-- Given data start --

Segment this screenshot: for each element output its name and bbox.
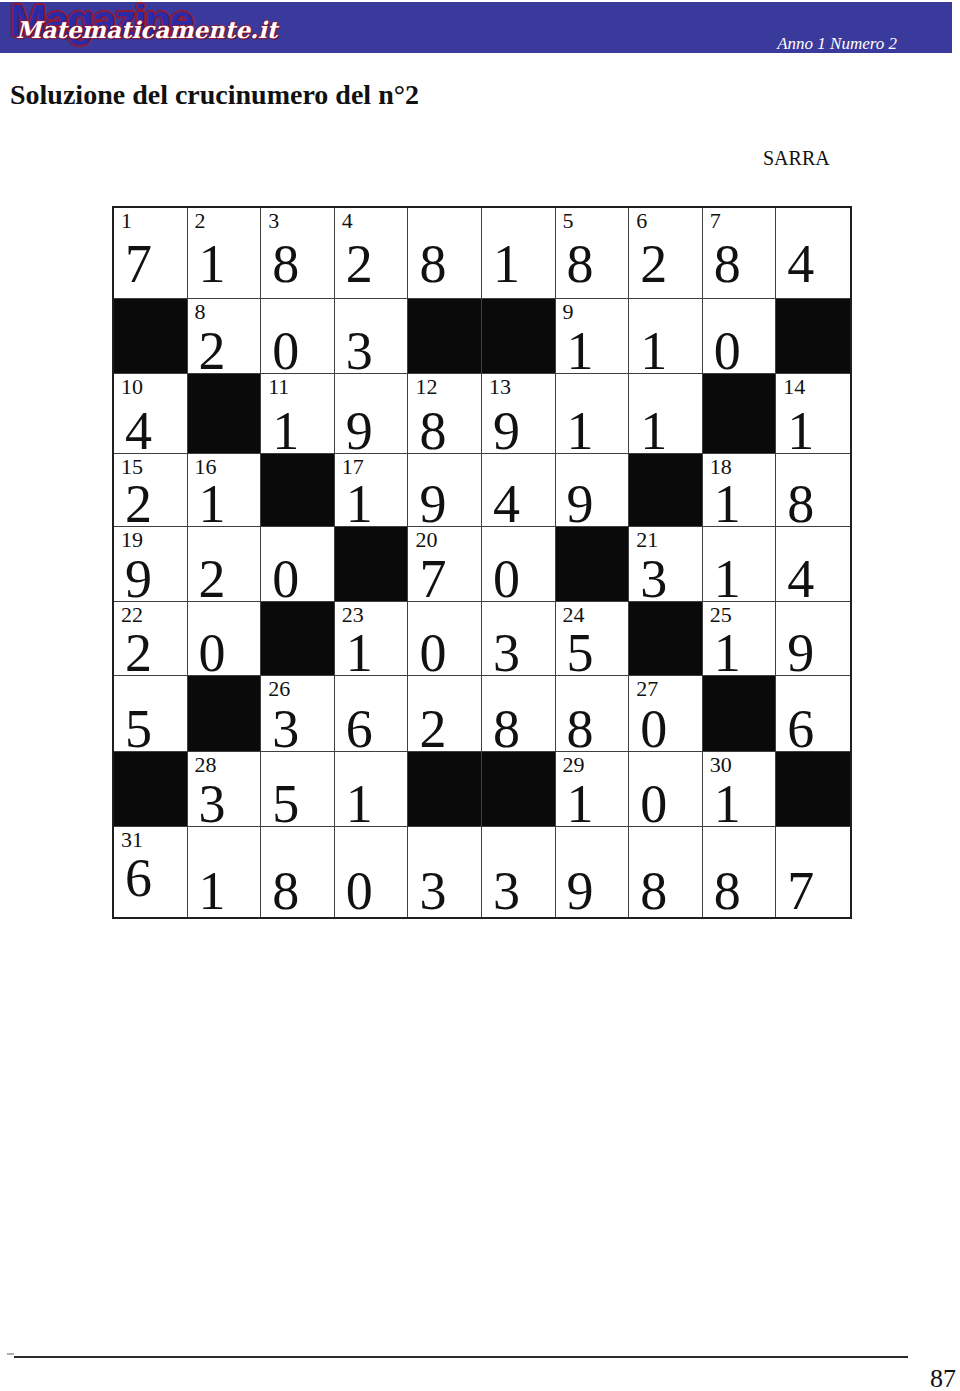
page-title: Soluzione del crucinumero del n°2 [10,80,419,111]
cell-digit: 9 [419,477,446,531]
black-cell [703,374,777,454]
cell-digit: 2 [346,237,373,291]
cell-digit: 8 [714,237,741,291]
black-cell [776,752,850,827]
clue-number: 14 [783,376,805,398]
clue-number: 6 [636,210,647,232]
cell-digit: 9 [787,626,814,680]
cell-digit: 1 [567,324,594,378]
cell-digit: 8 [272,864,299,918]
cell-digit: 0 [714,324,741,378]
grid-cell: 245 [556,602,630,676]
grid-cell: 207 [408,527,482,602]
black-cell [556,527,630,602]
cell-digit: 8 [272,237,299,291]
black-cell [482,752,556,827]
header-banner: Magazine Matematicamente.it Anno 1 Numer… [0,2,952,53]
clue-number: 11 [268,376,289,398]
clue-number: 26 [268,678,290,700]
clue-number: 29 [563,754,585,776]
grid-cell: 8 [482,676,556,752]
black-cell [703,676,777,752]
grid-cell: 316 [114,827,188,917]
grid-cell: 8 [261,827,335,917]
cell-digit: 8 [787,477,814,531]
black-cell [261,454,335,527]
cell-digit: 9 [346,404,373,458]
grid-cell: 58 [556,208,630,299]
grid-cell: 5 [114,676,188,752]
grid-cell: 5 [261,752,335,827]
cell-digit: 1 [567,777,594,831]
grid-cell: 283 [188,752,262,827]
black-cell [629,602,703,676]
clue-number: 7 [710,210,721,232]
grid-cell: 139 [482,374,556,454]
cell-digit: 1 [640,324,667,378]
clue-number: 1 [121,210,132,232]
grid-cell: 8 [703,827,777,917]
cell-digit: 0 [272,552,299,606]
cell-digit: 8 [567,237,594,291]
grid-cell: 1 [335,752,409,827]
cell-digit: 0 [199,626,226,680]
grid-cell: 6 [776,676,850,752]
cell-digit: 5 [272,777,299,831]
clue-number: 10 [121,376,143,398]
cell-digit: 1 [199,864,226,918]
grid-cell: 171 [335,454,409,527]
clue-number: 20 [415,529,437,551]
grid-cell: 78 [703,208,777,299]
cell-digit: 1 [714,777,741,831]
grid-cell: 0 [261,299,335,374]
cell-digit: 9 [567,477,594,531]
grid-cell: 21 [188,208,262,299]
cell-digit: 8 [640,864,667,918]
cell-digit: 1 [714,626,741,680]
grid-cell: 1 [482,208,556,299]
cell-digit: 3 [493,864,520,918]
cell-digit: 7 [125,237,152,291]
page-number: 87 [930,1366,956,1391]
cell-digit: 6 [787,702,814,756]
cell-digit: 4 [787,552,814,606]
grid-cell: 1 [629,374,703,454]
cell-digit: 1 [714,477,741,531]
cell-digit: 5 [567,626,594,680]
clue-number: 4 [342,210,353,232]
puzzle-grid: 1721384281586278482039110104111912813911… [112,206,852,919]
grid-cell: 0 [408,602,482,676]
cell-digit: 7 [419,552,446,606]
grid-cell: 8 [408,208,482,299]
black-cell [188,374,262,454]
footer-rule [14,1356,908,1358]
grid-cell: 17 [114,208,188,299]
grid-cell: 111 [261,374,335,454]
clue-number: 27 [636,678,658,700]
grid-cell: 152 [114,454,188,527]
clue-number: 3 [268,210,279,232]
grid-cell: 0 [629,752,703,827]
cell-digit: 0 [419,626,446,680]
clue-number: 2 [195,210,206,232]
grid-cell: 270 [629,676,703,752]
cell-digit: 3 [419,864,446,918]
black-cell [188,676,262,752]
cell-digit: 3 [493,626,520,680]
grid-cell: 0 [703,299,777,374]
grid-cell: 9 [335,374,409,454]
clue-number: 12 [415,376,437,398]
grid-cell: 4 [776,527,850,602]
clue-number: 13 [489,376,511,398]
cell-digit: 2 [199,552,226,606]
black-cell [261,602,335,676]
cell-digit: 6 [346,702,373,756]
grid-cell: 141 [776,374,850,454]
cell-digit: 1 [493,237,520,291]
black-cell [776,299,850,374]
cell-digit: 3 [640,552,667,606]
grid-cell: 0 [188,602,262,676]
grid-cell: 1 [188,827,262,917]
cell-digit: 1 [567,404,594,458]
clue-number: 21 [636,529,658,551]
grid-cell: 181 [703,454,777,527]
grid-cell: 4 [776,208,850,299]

-- Given data end --

**Directive:**
Pull out the lines verbatim, beginning at the line that contains "page-title: Soluzione del" and stopping after the line that contains "grid-cell: 0 [261,299,335,374]".

**Response:**
page-title: Soluzione del crucinumero del n°2 [10,80,419,111]
cell-digit: 9 [419,477,446,531]
black-cell [703,374,777,454]
cell-digit: 2 [346,237,373,291]
cell-digit: 8 [714,237,741,291]
black-cell [776,752,850,827]
clue-number: 14 [783,376,805,398]
clue-number: 6 [636,210,647,232]
cell-digit: 9 [787,626,814,680]
cell-digit: 1 [567,324,594,378]
cell-digit: 8 [272,864,299,918]
cell-digit: 0 [714,324,741,378]
grid-cell: 245 [556,602,630,676]
grid-cell: 207 [408,527,482,602]
black-cell [556,527,630,602]
cell-digit: 8 [272,237,299,291]
black-cell [482,752,556,827]
header-banner: Magazine Matematicamente.it Anno 1 Numer… [0,2,952,53]
clue-number: 11 [268,376,289,398]
clue-number: 26 [268,678,290,700]
clue-number: 29 [563,754,585,776]
grid-cell: 8 [482,676,556,752]
black-cell [703,676,777,752]
grid-cell: 316 [114,827,188,917]
grid-cell: 8 [261,827,335,917]
cell-digit: 8 [787,477,814,531]
black-cell [261,454,335,527]
cell-digit: 9 [346,404,373,458]
grid-cell: 58 [556,208,630,299]
grid-cell: 5 [114,676,188,752]
grid-cell: 5 [261,752,335,827]
cell-digit: 1 [567,777,594,831]
grid-cell: 283 [188,752,262,827]
black-cell [629,602,703,676]
clue-number: 7 [710,210,721,232]
grid-cell: 139 [482,374,556,454]
cell-digit: 1 [640,324,667,378]
clue-number: 1 [121,210,132,232]
grid-cell: 8 [703,827,777,917]
cell-digit: 0 [272,552,299,606]
cell-digit: 8 [567,237,594,291]
grid-cell: 1 [335,752,409,827]
cell-digit: 0 [199,626,226,680]
grid-cell: 6 [776,676,850,752]
cell-digit: 5 [272,777,299,831]
clue-number: 10 [121,376,143,398]
cell-digit: 1 [199,864,226,918]
grid-cell: 171 [335,454,409,527]
clue-number: 20 [415,529,437,551]
grid-cell: 78 [703,208,777,299]
cell-digit: 1 [714,777,741,831]
grid-cell: 0 [261,299,335,374]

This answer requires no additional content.